>> begin
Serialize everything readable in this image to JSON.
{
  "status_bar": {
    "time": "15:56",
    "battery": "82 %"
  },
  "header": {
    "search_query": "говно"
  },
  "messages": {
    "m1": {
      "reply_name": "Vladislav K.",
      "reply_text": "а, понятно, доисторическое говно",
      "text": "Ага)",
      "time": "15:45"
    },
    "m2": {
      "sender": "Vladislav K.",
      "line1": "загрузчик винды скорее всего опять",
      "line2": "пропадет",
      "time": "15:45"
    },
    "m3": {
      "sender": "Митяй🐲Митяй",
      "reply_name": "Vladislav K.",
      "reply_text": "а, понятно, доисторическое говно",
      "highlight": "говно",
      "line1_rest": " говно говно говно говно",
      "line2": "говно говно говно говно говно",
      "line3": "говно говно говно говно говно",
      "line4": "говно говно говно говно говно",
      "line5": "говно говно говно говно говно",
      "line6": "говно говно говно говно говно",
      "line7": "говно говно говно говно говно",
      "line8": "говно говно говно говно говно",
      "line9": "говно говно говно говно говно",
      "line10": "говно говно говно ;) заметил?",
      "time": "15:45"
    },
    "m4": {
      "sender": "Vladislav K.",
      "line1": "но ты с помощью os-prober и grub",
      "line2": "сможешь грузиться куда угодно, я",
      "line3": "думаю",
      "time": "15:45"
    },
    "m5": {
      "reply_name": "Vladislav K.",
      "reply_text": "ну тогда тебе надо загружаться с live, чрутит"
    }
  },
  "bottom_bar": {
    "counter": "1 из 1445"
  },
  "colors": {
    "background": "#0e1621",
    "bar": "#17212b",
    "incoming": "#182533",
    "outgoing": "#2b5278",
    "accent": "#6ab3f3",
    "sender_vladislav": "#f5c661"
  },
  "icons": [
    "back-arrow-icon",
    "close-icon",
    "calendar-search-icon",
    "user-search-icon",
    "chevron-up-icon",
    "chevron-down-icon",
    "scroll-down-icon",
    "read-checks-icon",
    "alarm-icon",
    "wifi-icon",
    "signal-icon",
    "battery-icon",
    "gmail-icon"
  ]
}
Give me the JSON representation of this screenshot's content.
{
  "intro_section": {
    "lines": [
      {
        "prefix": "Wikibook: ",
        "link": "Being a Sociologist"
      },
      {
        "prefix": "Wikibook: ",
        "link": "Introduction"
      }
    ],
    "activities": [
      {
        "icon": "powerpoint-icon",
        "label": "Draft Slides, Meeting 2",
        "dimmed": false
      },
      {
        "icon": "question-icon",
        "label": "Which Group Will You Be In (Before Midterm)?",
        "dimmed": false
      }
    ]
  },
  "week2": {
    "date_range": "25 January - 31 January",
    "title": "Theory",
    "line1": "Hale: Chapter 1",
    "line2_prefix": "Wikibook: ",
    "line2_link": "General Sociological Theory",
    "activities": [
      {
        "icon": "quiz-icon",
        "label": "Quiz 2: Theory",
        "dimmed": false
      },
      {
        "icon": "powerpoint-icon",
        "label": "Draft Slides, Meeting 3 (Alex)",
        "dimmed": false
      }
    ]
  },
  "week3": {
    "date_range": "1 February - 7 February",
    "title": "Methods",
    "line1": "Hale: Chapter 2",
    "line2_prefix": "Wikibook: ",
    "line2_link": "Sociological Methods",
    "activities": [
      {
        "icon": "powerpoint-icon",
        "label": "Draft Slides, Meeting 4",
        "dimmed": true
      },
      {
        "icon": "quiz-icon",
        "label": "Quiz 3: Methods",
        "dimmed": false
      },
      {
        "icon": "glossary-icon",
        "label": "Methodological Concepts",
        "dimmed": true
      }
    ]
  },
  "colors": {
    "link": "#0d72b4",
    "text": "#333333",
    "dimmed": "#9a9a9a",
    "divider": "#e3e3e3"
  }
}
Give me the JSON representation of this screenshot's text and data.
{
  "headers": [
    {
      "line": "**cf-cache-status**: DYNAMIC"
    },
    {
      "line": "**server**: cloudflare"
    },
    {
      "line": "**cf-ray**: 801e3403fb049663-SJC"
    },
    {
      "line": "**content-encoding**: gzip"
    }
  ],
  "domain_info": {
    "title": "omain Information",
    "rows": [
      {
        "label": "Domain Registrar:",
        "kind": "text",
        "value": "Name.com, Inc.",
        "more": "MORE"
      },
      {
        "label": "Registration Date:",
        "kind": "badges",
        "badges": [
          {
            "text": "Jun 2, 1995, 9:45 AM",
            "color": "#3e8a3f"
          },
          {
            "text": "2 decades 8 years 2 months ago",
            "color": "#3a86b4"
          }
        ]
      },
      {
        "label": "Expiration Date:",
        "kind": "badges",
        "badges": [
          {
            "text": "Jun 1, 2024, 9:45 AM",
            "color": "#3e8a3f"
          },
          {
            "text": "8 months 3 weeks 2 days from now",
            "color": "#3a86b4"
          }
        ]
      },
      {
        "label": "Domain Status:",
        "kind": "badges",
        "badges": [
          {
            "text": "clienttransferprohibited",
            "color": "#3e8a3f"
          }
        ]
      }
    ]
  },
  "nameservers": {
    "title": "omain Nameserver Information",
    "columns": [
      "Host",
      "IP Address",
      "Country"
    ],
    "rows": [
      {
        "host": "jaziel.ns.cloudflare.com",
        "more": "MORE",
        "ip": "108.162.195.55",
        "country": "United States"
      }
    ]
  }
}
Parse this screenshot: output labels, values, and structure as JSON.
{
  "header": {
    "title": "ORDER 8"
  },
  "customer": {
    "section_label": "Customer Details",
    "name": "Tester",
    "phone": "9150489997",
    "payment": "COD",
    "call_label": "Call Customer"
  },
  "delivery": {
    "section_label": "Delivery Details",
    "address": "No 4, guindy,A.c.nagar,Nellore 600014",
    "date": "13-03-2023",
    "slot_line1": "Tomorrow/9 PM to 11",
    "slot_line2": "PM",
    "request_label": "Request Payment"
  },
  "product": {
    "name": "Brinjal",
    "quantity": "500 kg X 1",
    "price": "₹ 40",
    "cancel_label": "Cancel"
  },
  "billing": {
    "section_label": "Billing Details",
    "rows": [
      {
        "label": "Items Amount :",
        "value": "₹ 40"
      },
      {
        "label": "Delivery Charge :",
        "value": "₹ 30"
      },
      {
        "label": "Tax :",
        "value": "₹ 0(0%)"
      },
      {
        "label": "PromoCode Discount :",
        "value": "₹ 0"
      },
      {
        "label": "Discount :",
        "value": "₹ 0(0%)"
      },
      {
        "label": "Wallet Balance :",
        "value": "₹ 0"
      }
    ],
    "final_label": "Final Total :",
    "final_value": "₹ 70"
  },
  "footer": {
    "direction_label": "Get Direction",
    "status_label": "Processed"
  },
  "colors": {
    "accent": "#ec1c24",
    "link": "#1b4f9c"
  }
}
>> end
Aim of the exercise: Print every record exactly as it was given.

Reply to the exercise:
Serialize everything readable in this image to JSON.
{
  "status_bar": {
    "time": "15:56",
    "battery": "82 %"
  },
  "header": {
    "search_query": "говно"
  },
  "messages": {
    "m1": {
      "reply_name": "Vladislav K.",
      "reply_text": "а, понятно, доисторическое говно",
      "text": "Ага)",
      "time": "15:45"
    },
    "m2": {
      "sender": "Vladislav K.",
      "line1": "загрузчик винды скорее всего опять",
      "line2": "пропадет",
      "time": "15:45"
    },
    "m3": {
      "sender": "Митяй🐲Митяй",
      "reply_name": "Vladislav K.",
      "reply_text": "а, понятно, доисторическое говно",
      "highlight": "говно",
      "line1_rest": " говно говно говно говно",
      "line2": "говно говно говно говно говно",
      "line3": "говно говно говно говно говно",
      "line4": "говно говно говно говно говно",
      "line5": "говно говно говно говно говно",
      "line6": "говно говно говно говно говно",
      "line7": "говно говно говно говно говно",
      "line8": "говно говно говно говно говно",
      "line9": "говно говно говно говно говно",
      "line10": "говно говно говно ;) заметил?",
      "time": "15:45"
    },
    "m4": {
      "sender": "Vladislav K.",
      "line1": "но ты с помощью os-prober и grub",
      "line2": "сможешь грузиться куда угодно, я",
      "line3": "думаю",
      "time": "15:45"
    },
    "m5": {
      "reply_name": "Vladislav K.",
      "reply_text": "ну тогда тебе надо загружаться с live, чрутит"
    }
  },
  "bottom_bar": {
    "counter": "1 из 1445"
  },
  "colors": {
    "background": "#0e1621",
    "bar": "#17212b",
    "incoming": "#182533",
    "outgoing": "#2b5278",
    "accent": "#6ab3f3",
    "sender_vladislav": "#f5c661"
  },
  "icons": [
    "back-arrow-icon",
    "close-icon",
    "calendar-search-icon",
    "user-search-icon",
    "chevron-up-icon",
    "chevron-down-icon",
    "scroll-down-icon",
    "read-checks-icon",
    "alarm-icon",
    "wifi-icon",
    "signal-icon",
    "battery-icon",
    "gmail-icon"
  ]
}
Give me the JSON representation of this screenshot's content.
{
  "intro_section": {
    "lines": [
      {
        "prefix": "Wikibook: ",
        "link": "Being a Sociologist"
      },
      {
        "prefix": "Wikibook: ",
        "link": "Introduction"
      }
    ],
    "activities": [
      {
        "icon": "powerpoint-icon",
        "label": "Draft Slides, Meeting 2",
        "dimmed": false
      },
      {
        "icon": "question-icon",
        "label": "Which Group Will You Be In (Before Midterm)?",
        "dimmed": false
      }
    ]
  },
  "week2": {
    "date_range": "25 January - 31 January",
    "title": "Theory",
    "line1": "Hale: Chapter 1",
    "line2_prefix": "Wikibook: ",
    "line2_link": "General Sociological Theory",
    "activities": [
      {
        "icon": "quiz-icon",
        "label": "Quiz 2: Theory",
        "dimmed": false
      },
      {
        "icon": "powerpoint-icon",
        "label": "Draft Slides, Meeting 3 (Alex)",
        "dimmed": false
      }
    ]
  },
  "week3": {
    "date_range": "1 February - 7 February",
    "title": "Methods",
    "line1": "Hale: Chapter 2",
    "line2_prefix": "Wikibook: ",
    "line2_link": "Sociological Methods",
    "activities": [
      {
        "icon": "powerpoint-icon",
        "label": "Draft Slides, Meeting 4",
        "dimmed": true
      },
      {
        "icon": "quiz-icon",
        "label": "Quiz 3: Methods",
        "dimmed": false
      },
      {
        "icon": "glossary-icon",
        "label": "Methodological Concepts",
        "dimmed": true
      }
    ]
  },
  "colors": {
    "link": "#0d72b4",
    "text": "#333333",
    "dimmed": "#9a9a9a",
    "divider": "#e3e3e3"
  }
}
Give me the JSON representation of this screenshot's text and data.
{
  "headers": [
    {
      "line": "**cf-cache-status**: DYNAMIC"
    },
    {
      "line": "**server**: cloudflare"
    },
    {
      "line": "**cf-ray**: 801e3403fb049663-SJC"
    },
    {
      "line": "**content-encoding**: gzip"
    }
  ],
  "domain_info": {
    "title": "omain Information",
    "rows": [
      {
        "label": "Domain Registrar:",
        "kind": "text",
        "value": "Name.com, Inc.",
        "more": "MORE"
      },
      {
        "label": "Registration Date:",
        "kind": "badges",
        "badges": [
          {
            "text": "Jun 2, 1995, 9:45 AM",
            "color": "#3e8a3f"
          },
          {
            "text": "2 decades 8 years 2 months ago",
            "color": "#3a86b4"
          }
        ]
      },
      {
        "label": "Expiration Date:",
        "kind": "badges",
        "badges": [
          {
            "text": "Jun 1, 2024, 9:45 AM",
            "color": "#3e8a3f"
          },
          {
            "text": "8 months 3 weeks 2 days from now",
            "color": "#3a86b4"
          }
        ]
      },
      {
        "label": "Domain Status:",
        "kind": "badges",
        "badges": [
          {
            "text": "clienttransferprohibited",
            "color": "#3e8a3f"
          }
        ]
      }
    ]
  },
  "nameservers": {
    "title": "omain Nameserver Information",
    "columns": [
      "Host",
      "IP Address",
      "Country"
    ],
    "rows": [
      {
        "host": "jaziel.ns.cloudflare.com",
        "more": "MORE",
        "ip": "108.162.195.55",
        "country": "United States"
      }
    ]
  }
}
Parse this screenshot: output labels, values, and structure as JSON.
{
  "header": {
    "title": "ORDER 8"
  },
  "customer": {
    "section_label": "Customer Details",
    "name": "Tester",
    "phone": "9150489997",
    "payment": "COD",
    "call_label": "Call Customer"
  },
  "delivery": {
    "section_label": "Delivery Details",
    "address": "No 4, guindy,A.c.nagar,Nellore 600014",
    "date": "13-03-2023",
    "slot_line1": "Tomorrow/9 PM to 11",
    "slot_line2": "PM",
    "request_label": "Request Payment"
  },
  "product": {
    "name": "Brinjal",
    "quantity": "500 kg X 1",
    "price": "₹ 40",
    "cancel_label": "Cancel"
  },
  "billing": {
    "section_label": "Billing Details",
    "rows": [
      {
        "label": "Items Amount :",
        "value": "₹ 40"
      },
      {
        "label": "Delivery Charge :",
        "value": "₹ 30"
      },
      {
        "label": "Tax :",
        "value": "₹ 0(0%)"
      },
      {
        "label": "PromoCode Discount :",
        "value": "₹ 0"
      },
      {
        "label": "Discount :",
        "value": "₹ 0(0%)"
      },
      {
        "label": "Wallet Balance :",
        "value": "₹ 0"
      }
    ],
    "final_label": "Final Total :",
    "final_value": "₹ 70"
  },
  "footer": {
    "direction_label": "Get Direction",
    "status_label": "Processed"
  },
  "colors": {
    "accent": "#ec1c24",
    "link": "#1b4f9c"
  }
}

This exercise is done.